What is expected »
Your task is to print all of the data word for word.

Data records »
******************************

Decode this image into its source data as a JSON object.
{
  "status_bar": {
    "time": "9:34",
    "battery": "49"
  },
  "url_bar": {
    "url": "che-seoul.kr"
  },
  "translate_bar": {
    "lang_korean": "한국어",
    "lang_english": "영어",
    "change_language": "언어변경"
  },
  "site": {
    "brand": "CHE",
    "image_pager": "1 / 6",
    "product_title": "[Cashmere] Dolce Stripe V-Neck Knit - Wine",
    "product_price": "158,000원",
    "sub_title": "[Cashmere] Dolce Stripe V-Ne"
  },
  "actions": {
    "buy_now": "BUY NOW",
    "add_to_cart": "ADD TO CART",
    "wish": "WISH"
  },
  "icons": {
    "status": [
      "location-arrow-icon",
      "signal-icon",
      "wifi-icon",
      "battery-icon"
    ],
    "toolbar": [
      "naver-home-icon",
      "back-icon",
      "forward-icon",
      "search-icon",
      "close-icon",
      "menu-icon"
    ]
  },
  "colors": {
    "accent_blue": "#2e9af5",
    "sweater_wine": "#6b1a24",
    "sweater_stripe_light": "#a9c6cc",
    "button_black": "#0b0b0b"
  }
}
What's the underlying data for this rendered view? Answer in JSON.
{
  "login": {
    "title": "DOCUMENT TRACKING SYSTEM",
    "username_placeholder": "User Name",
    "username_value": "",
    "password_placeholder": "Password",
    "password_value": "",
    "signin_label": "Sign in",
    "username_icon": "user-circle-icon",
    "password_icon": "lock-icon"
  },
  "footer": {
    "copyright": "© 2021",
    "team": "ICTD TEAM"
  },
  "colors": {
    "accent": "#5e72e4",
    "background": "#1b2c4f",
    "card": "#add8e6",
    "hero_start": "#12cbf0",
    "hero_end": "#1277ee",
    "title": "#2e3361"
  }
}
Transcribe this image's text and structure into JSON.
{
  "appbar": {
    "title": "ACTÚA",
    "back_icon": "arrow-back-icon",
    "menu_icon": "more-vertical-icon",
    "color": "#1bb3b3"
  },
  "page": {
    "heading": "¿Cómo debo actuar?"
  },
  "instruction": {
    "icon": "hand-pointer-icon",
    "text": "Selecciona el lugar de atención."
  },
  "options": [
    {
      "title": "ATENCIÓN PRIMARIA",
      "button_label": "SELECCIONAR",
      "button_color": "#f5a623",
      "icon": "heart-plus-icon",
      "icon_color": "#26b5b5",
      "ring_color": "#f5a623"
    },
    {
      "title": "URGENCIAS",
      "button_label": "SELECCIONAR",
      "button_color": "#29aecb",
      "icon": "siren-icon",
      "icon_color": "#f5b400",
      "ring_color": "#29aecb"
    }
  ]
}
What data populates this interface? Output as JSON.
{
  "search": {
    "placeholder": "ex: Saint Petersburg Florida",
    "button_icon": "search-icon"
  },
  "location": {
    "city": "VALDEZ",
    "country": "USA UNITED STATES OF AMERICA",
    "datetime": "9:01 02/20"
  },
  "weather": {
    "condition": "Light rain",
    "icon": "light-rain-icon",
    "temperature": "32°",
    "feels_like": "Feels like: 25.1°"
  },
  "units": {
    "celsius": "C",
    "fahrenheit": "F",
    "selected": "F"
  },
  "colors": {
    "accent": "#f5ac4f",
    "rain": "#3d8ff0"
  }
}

******************************

Answer for this exercise »
Decode this image into its source data as a JSON object.
{
  "status_bar": {
    "time": "9:34",
    "battery": "49"
  },
  "url_bar": {
    "url": "che-seoul.kr"
  },
  "translate_bar": {
    "lang_korean": "한국어",
    "lang_english": "영어",
    "change_language": "언어변경"
  },
  "site": {
    "brand": "CHE",
    "image_pager": "1 / 6",
    "product_title": "[Cashmere] Dolce Stripe V-Neck Knit - Wine",
    "product_price": "158,000원",
    "sub_title": "[Cashmere] Dolce Stripe V-Ne"
  },
  "actions": {
    "buy_now": "BUY NOW",
    "add_to_cart": "ADD TO CART",
    "wish": "WISH"
  },
  "icons": {
    "status": [
      "location-arrow-icon",
      "signal-icon",
      "wifi-icon",
      "battery-icon"
    ],
    "toolbar": [
      "naver-home-icon",
      "back-icon",
      "forward-icon",
      "search-icon",
      "close-icon",
      "menu-icon"
    ]
  },
  "colors": {
    "accent_blue": "#2e9af5",
    "sweater_wine": "#6b1a24",
    "sweater_stripe_light": "#a9c6cc",
    "button_black": "#0b0b0b"
  }
}
What's the underlying data for this rendered view? Answer in JSON.
{
  "login": {
    "title": "DOCUMENT TRACKING SYSTEM",
    "username_placeholder": "User Name",
    "username_value": "",
    "password_placeholder": "Password",
    "password_value": "",
    "signin_label": "Sign in",
    "username_icon": "user-circle-icon",
    "password_icon": "lock-icon"
  },
  "footer": {
    "copyright": "© 2021",
    "team": "ICTD TEAM"
  },
  "colors": {
    "accent": "#5e72e4",
    "background": "#1b2c4f",
    "card": "#add8e6",
    "hero_start": "#12cbf0",
    "hero_end": "#1277ee",
    "title": "#2e3361"
  }
}
Transcribe this image's text and structure into JSON.
{
  "appbar": {
    "title": "ACTÚA",
    "back_icon": "arrow-back-icon",
    "menu_icon": "more-vertical-icon",
    "color": "#1bb3b3"
  },
  "page": {
    "heading": "¿Cómo debo actuar?"
  },
  "instruction": {
    "icon": "hand-pointer-icon",
    "text": "Selecciona el lugar de atención."
  },
  "options": [
    {
      "title": "ATENCIÓN PRIMARIA",
      "button_label": "SELECCIONAR",
      "button_color": "#f5a623",
      "icon": "heart-plus-icon",
      "icon_color": "#26b5b5",
      "ring_color": "#f5a623"
    },
    {
      "title": "URGENCIAS",
      "button_label": "SELECCIONAR",
      "button_color": "#29aecb",
      "icon": "siren-icon",
      "icon_color": "#f5b400",
      "ring_color": "#29aecb"
    }
  ]
}
What data populates this interface? Output as JSON.
{
  "search": {
    "placeholder": "ex: Saint Petersburg Florida",
    "button_icon": "search-icon"
  },
  "location": {
    "city": "VALDEZ",
    "country": "USA UNITED STATES OF AMERICA",
    "datetime": "9:01 02/20"
  },
  "weather": {
    "condition": "Light rain",
    "icon": "light-rain-icon",
    "temperature": "32°",
    "feels_like": "Feels like: 25.1°"
  },
  "units": {
    "celsius": "C",
    "fahrenheit": "F",
    "selected": "F"
  },
  "colors": {
    "accent": "#f5ac4f",
    "rain": "#3d8ff0"
  }
}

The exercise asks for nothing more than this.